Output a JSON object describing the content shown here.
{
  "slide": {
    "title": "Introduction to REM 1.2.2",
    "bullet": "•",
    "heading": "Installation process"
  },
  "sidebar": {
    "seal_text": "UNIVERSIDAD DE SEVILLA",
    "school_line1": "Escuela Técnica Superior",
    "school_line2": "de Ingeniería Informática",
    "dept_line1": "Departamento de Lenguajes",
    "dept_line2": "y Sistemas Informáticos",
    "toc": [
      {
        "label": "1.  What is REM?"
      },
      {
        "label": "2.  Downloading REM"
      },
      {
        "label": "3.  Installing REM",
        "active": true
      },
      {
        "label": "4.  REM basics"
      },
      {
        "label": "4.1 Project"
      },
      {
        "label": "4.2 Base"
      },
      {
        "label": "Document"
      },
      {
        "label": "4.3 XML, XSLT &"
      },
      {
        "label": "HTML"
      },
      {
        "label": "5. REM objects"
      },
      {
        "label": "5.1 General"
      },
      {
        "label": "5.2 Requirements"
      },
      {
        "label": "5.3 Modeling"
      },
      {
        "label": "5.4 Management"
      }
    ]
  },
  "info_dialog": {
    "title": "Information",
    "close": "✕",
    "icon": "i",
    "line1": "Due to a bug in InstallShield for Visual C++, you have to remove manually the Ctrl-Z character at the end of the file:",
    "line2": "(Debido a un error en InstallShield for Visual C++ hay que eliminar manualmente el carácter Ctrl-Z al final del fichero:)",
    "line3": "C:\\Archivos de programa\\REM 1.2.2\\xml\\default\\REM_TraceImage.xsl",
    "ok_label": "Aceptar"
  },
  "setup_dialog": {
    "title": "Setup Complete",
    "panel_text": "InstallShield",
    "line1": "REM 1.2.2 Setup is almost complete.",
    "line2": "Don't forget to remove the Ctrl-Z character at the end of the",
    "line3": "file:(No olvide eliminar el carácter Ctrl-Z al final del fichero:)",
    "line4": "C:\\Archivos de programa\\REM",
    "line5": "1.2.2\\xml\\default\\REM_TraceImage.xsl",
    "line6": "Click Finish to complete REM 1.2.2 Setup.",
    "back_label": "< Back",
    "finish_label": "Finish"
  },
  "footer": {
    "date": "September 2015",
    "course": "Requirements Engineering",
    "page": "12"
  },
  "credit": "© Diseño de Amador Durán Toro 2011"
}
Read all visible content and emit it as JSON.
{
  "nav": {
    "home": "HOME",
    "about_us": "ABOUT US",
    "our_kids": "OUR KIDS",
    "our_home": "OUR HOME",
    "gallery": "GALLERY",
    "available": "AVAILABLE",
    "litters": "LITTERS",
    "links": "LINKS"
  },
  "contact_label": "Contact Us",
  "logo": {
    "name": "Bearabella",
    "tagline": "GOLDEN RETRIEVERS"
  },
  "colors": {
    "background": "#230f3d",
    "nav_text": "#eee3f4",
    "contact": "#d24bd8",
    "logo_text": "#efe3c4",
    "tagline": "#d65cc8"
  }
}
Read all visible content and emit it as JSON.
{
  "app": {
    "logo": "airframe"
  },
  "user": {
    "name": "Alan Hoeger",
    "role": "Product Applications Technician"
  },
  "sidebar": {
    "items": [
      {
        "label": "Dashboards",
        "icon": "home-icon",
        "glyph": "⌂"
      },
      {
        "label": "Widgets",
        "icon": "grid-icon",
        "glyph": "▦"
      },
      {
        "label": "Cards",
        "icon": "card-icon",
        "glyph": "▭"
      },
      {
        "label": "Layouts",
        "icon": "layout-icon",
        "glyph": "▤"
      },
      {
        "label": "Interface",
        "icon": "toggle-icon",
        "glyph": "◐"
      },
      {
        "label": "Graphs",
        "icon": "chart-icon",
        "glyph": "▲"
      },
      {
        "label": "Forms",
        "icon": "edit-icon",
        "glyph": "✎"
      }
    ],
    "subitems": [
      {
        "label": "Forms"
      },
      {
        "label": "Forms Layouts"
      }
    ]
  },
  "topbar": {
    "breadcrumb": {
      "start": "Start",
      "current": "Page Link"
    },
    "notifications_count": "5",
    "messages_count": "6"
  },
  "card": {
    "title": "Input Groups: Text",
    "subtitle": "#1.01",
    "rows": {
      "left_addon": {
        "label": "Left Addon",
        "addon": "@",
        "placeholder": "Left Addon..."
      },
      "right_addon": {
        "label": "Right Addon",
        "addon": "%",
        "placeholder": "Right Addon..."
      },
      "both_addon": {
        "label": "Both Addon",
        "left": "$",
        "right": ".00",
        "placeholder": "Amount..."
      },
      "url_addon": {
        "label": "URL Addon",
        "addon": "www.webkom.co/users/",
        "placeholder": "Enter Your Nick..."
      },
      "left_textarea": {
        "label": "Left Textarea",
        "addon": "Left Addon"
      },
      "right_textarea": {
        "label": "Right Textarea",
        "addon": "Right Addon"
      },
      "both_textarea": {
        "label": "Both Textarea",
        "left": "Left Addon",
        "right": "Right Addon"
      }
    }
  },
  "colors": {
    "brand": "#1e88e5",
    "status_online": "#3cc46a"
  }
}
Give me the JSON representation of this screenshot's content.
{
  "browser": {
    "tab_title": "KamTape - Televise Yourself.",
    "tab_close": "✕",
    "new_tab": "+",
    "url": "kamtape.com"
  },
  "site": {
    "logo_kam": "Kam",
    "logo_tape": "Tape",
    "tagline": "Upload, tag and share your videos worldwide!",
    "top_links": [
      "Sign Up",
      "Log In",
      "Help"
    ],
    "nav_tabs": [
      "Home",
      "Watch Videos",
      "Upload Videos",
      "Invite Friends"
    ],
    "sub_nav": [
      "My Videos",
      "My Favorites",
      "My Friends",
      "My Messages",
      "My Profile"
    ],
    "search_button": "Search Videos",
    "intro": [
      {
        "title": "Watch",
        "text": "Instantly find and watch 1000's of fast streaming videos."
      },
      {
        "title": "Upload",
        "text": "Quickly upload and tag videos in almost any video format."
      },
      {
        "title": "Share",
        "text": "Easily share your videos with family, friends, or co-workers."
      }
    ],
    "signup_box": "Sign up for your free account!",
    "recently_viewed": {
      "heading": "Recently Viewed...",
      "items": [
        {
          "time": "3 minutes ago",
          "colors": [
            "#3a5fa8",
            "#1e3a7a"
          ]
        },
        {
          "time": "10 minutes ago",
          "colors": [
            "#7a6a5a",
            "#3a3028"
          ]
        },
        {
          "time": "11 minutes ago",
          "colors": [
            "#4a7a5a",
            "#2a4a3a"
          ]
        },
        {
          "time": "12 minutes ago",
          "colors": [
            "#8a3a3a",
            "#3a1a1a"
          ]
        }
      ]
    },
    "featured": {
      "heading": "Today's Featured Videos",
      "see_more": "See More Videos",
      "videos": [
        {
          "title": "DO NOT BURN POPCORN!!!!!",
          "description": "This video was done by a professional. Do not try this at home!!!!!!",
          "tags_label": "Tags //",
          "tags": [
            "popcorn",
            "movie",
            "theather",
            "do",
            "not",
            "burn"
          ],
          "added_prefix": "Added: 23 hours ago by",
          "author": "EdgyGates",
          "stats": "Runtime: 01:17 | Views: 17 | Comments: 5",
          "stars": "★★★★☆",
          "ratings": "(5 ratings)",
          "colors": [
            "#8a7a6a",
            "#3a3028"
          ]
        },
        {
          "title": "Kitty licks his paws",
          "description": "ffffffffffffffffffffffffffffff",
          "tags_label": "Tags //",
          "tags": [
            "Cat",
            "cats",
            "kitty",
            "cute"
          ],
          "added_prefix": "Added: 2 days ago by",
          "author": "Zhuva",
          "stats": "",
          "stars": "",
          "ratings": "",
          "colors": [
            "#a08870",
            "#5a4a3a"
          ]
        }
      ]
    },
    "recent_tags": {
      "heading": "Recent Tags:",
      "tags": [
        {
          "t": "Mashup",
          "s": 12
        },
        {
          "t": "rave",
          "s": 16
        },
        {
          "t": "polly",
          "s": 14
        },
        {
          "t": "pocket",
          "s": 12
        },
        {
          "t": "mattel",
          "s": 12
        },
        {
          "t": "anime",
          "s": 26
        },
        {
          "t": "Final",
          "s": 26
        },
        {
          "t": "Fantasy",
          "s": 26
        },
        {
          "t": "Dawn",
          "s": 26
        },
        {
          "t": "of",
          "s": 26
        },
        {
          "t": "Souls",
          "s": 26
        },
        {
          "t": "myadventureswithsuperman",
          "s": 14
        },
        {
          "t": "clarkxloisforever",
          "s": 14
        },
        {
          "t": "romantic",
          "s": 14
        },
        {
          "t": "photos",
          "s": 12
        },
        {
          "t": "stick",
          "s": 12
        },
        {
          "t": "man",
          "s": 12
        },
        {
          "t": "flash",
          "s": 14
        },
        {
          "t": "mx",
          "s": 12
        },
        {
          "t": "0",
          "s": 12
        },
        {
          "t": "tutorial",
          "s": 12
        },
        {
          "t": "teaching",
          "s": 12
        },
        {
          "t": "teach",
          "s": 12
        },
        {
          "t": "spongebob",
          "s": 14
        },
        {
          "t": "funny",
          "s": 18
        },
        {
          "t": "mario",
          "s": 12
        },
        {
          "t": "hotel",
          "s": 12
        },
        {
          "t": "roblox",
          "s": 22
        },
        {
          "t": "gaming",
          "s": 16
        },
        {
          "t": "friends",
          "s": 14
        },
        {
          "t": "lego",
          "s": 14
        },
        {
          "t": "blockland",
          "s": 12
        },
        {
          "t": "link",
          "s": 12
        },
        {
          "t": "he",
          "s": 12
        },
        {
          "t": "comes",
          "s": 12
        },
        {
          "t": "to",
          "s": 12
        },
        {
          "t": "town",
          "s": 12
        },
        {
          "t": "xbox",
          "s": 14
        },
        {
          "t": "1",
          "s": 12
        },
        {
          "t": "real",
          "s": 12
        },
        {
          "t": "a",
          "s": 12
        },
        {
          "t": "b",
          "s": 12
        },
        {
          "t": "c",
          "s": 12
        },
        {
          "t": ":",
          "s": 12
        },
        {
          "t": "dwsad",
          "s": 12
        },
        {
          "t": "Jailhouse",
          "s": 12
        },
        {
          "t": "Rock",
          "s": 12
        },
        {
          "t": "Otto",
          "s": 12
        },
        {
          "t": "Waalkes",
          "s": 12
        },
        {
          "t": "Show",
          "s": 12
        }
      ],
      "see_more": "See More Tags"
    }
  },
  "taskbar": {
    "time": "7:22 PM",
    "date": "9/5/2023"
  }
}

+++++

# THE REQUEST:
How many lines in the listing contain "character"? Answer with the number alone.

# THE REPLY:
2